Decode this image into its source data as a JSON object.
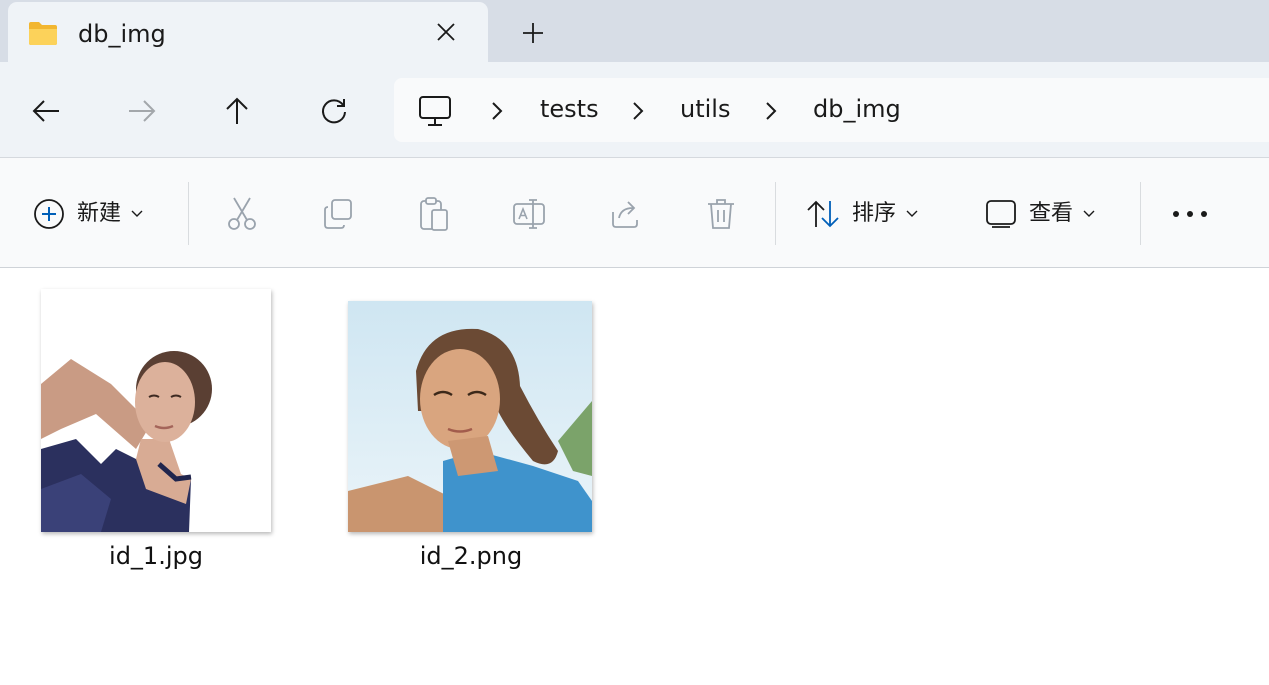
{
  "window": {
    "tab": {
      "title": "db_img",
      "icon": "folder-icon"
    },
    "new_tab_icon": "plus-icon"
  },
  "nav": {
    "back_icon": "arrow-left-icon",
    "forward_icon": "arrow-right-icon",
    "up_icon": "arrow-up-icon",
    "refresh_icon": "refresh-icon",
    "breadcrumb": [
      "tests",
      "utils",
      "db_img"
    ],
    "root_icon": "this-pc-icon"
  },
  "toolbar": {
    "new_label": "新建",
    "sort_label": "排序",
    "view_label": "查看",
    "icons": [
      "cut-icon",
      "copy-icon",
      "paste-icon",
      "rename-icon",
      "share-icon",
      "delete-icon",
      "more-icon"
    ]
  },
  "files": [
    {
      "name": "id_1.jpg"
    },
    {
      "name": "id_2.png"
    }
  ],
  "colors": {
    "tabstrip_bg": "#d7dde6",
    "nav_bg": "#eff3f7",
    "cmdbar_bg": "#f9fafb",
    "accent": "#005fb8",
    "folder": "#f8c641"
  }
}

* * *

__EXERCISE DETAILS__
Transcribe every record above exactly as written, leaving out any pictures.

__EXPECTED ANSWER__
Decode this image into its source data as a JSON object.
{
  "window": {
    "tab": {
      "title": "db_img",
      "icon": "folder-icon"
    },
    "new_tab_icon": "plus-icon"
  },
  "nav": {
    "back_icon": "arrow-left-icon",
    "forward_icon": "arrow-right-icon",
    "up_icon": "arrow-up-icon",
    "refresh_icon": "refresh-icon",
    "breadcrumb": [
      "tests",
      "utils",
      "db_img"
    ],
    "root_icon": "this-pc-icon"
  },
  "toolbar": {
    "new_label": "新建",
    "sort_label": "排序",
    "view_label": "查看",
    "icons": [
      "cut-icon",
      "copy-icon",
      "paste-icon",
      "rename-icon",
      "share-icon",
      "delete-icon",
      "more-icon"
    ]
  },
  "files": [
    {
      "name": "id_1.jpg"
    },
    {
      "name": "id_2.png"
    }
  ],
  "colors": {
    "tabstrip_bg": "#d7dde6",
    "nav_bg": "#eff3f7",
    "cmdbar_bg": "#f9fafb",
    "accent": "#005fb8",
    "folder": "#f8c641"
  }
}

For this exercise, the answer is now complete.